Extracted records:
== == ==
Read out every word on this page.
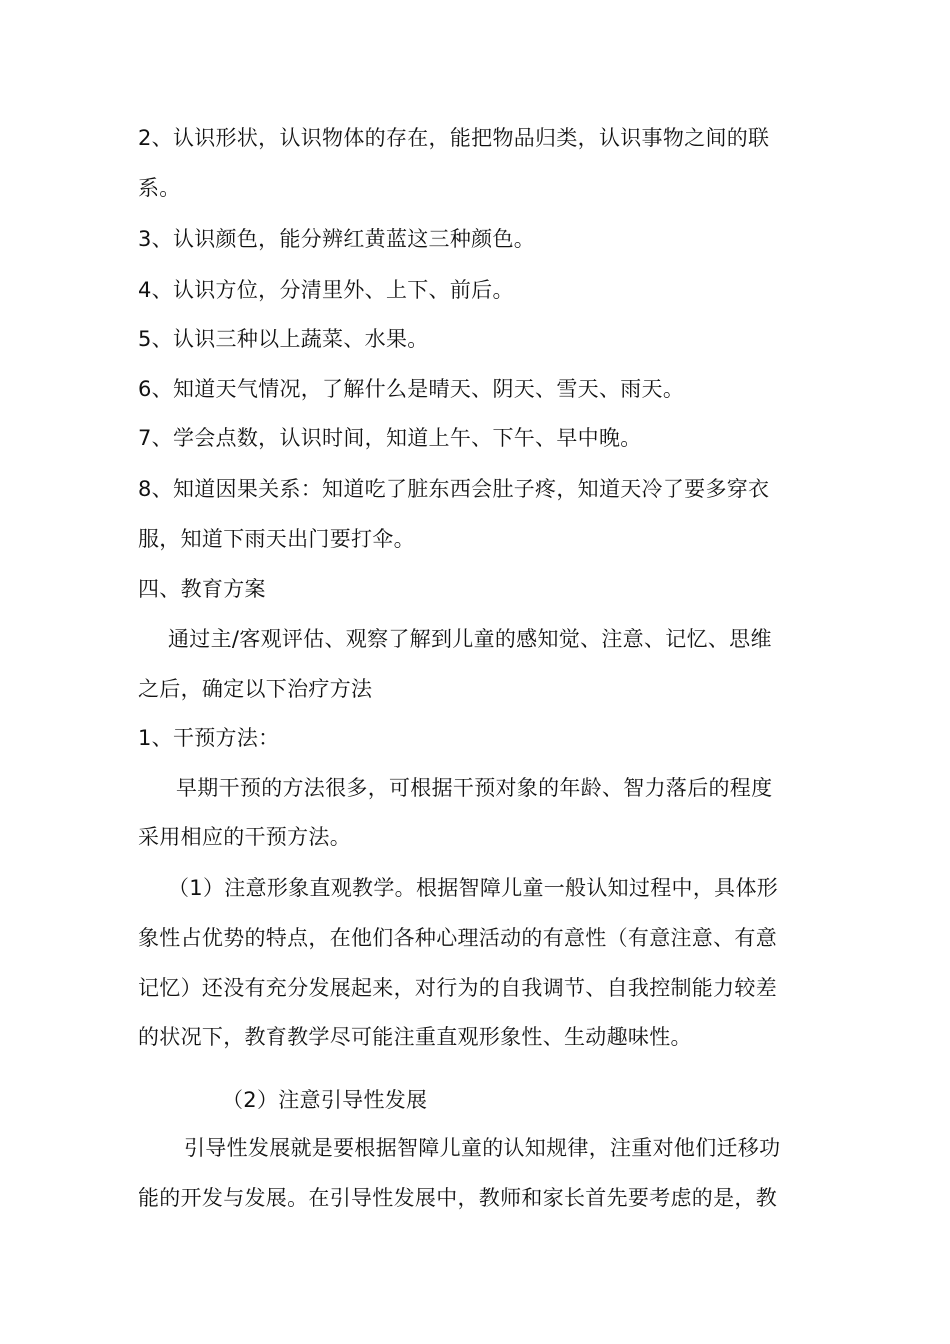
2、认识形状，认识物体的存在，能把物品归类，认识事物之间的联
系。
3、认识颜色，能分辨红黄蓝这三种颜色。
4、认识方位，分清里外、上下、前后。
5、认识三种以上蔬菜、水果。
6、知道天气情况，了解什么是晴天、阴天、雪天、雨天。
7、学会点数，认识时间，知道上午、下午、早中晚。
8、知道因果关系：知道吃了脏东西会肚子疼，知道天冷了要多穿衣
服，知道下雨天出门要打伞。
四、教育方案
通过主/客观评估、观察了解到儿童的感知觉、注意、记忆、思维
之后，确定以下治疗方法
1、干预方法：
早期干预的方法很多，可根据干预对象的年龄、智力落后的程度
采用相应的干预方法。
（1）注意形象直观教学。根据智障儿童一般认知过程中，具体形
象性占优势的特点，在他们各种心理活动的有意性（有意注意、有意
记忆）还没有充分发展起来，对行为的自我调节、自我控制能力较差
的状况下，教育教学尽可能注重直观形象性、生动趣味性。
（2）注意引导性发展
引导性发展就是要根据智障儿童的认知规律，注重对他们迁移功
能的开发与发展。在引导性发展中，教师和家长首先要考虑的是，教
== == ==
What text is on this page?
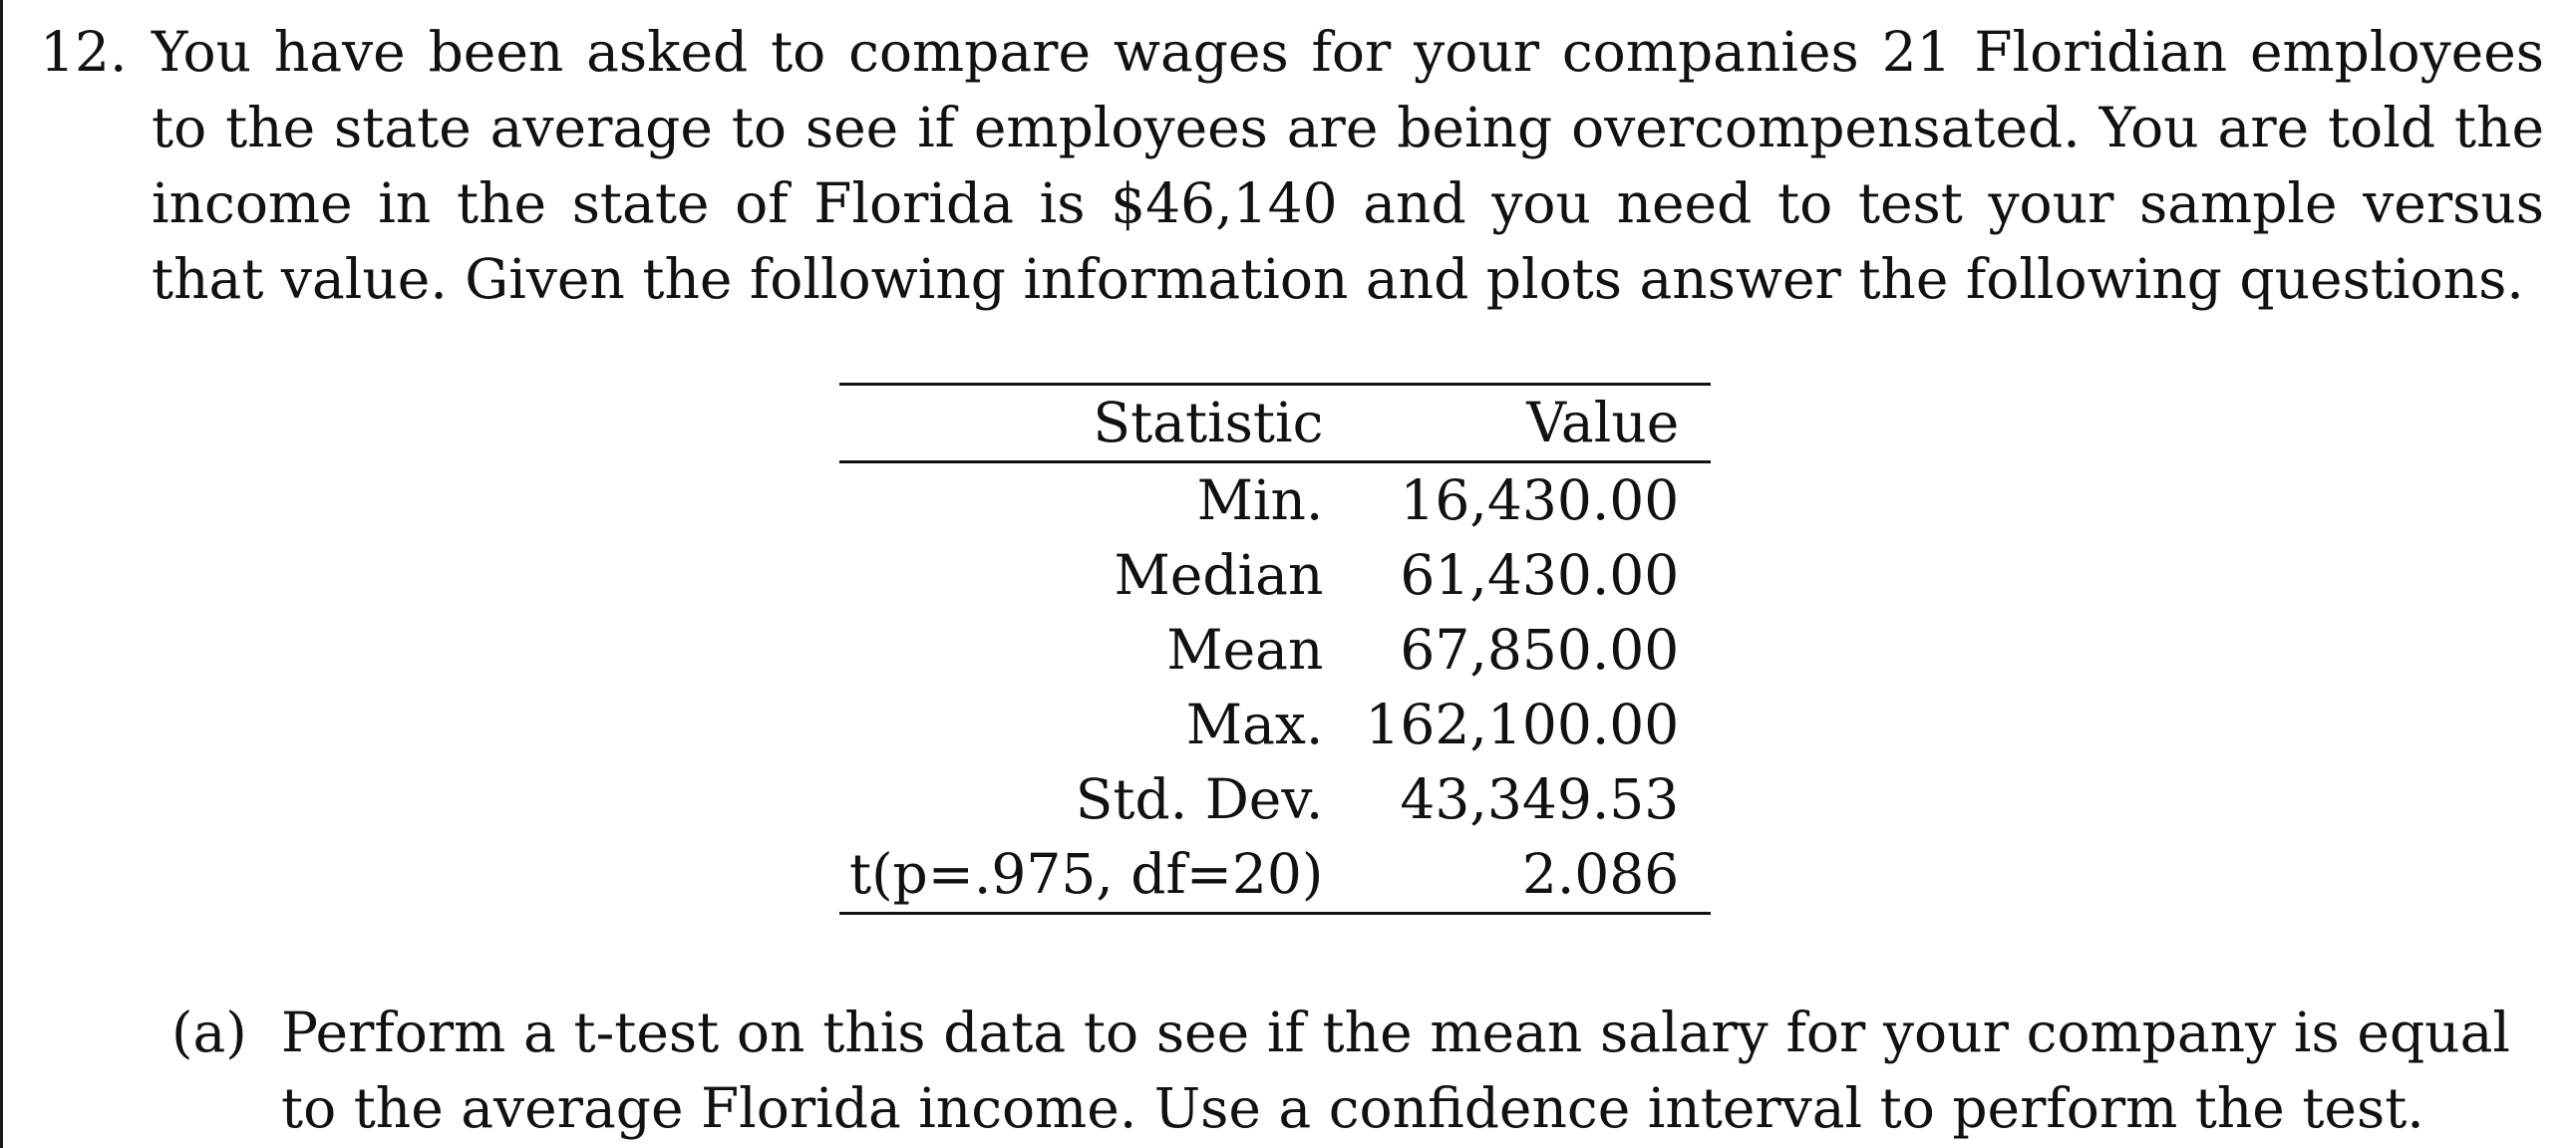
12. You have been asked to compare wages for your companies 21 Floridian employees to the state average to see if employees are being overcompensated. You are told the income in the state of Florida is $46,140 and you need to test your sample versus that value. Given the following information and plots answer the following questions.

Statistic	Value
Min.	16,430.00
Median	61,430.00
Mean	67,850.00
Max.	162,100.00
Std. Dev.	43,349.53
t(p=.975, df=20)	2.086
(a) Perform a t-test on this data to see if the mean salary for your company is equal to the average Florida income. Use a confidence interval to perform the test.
== == ==
Problem requirements:
Out of the records, collect only those lines that contain the string "page".

Complete output:
Read out every word on this page.
What text is on this page?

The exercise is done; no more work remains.